----- Raw records

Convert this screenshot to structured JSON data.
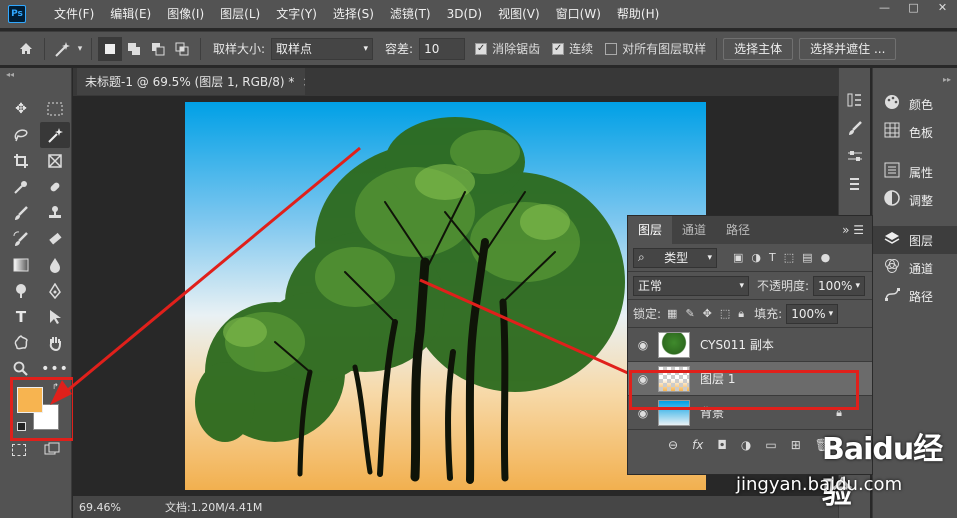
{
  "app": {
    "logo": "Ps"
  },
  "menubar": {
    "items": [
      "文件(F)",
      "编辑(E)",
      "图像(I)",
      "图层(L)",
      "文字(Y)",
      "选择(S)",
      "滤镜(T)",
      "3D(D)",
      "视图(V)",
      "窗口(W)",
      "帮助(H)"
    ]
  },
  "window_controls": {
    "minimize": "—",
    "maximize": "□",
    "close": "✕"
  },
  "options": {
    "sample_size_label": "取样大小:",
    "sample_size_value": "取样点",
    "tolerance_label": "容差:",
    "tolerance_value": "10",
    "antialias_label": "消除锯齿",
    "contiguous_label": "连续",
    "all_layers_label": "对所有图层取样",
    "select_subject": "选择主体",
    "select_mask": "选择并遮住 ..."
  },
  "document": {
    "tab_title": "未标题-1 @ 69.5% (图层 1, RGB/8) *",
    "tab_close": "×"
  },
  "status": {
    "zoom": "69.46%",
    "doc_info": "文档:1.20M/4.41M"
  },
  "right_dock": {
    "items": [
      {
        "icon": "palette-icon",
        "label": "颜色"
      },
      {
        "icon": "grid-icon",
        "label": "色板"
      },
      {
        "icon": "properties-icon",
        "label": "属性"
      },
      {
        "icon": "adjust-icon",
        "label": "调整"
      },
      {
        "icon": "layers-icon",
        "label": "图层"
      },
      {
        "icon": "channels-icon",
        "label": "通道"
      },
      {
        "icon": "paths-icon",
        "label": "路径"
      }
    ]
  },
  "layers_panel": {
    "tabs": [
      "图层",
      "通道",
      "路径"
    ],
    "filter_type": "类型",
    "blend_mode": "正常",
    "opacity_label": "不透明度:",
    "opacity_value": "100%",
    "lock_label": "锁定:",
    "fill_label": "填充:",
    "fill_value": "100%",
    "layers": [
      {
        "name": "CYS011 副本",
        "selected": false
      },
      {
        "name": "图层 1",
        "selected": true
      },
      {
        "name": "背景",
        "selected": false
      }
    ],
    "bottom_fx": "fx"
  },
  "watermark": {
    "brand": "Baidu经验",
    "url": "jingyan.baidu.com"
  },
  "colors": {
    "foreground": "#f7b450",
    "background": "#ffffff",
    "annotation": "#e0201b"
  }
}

----------
----- Raw records

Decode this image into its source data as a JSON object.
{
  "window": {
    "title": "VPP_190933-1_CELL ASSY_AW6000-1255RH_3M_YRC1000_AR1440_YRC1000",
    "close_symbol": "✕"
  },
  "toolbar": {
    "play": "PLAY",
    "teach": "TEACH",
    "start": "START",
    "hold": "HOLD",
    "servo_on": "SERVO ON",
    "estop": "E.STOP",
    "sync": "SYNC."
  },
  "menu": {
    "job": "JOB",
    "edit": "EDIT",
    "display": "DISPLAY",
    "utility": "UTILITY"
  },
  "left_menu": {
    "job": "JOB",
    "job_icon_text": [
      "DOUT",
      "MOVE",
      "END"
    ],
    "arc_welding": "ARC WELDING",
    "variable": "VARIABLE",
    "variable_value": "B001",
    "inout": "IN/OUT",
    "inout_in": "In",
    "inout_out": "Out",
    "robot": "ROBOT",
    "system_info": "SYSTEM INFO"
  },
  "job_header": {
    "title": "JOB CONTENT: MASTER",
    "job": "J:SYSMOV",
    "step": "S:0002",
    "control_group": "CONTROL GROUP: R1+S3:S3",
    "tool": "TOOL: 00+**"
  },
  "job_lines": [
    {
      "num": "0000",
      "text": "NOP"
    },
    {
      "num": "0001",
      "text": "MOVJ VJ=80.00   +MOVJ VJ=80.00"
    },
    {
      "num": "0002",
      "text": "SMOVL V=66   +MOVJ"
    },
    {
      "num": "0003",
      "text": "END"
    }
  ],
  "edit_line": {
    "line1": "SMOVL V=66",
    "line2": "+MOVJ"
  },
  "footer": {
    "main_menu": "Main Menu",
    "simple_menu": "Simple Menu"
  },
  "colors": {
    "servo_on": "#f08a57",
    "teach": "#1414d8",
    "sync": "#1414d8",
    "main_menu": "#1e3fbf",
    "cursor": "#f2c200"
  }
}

----------
----- Raw records

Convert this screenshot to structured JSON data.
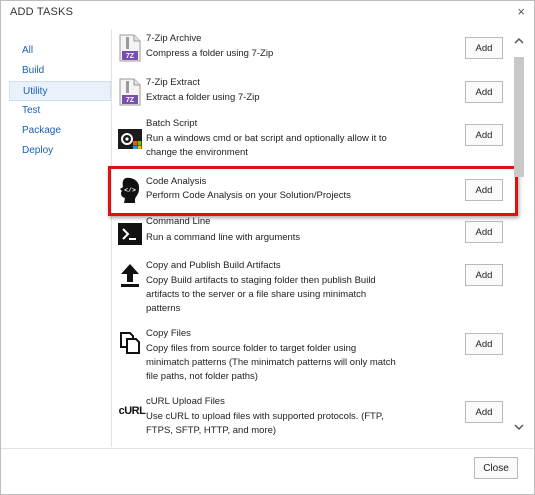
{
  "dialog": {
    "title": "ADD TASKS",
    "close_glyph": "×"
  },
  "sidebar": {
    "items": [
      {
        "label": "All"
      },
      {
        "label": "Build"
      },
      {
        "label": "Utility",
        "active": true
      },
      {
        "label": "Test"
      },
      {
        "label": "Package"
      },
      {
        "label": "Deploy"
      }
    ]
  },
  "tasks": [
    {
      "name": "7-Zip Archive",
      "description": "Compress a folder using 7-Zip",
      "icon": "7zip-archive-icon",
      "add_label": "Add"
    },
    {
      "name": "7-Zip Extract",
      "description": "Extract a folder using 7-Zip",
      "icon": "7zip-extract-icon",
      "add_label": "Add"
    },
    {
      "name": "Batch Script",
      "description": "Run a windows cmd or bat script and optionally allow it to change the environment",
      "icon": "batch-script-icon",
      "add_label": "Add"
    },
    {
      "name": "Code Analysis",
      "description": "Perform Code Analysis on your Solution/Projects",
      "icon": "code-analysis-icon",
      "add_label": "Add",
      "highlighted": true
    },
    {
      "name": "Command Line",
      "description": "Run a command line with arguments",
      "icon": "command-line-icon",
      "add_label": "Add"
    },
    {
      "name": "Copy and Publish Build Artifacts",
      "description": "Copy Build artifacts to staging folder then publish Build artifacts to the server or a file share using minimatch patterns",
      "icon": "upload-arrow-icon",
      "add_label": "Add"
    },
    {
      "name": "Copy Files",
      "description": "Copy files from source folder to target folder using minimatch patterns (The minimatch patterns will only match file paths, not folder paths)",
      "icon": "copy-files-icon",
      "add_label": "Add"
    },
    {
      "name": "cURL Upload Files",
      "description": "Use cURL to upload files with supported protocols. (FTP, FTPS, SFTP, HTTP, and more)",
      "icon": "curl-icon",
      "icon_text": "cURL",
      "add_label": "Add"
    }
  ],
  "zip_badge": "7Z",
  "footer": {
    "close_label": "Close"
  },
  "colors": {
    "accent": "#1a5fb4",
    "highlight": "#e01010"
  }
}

----------

§ **Instruction**: Search the data for "MOVJ". Copy every matching line.

§ **Response for this exercise**:
      "text": "MOVJ VJ=80.00   +MOVJ VJ=80.00"
      "text": "SMOVL V=66   +MOVJ"
    "line2": "+MOVJ"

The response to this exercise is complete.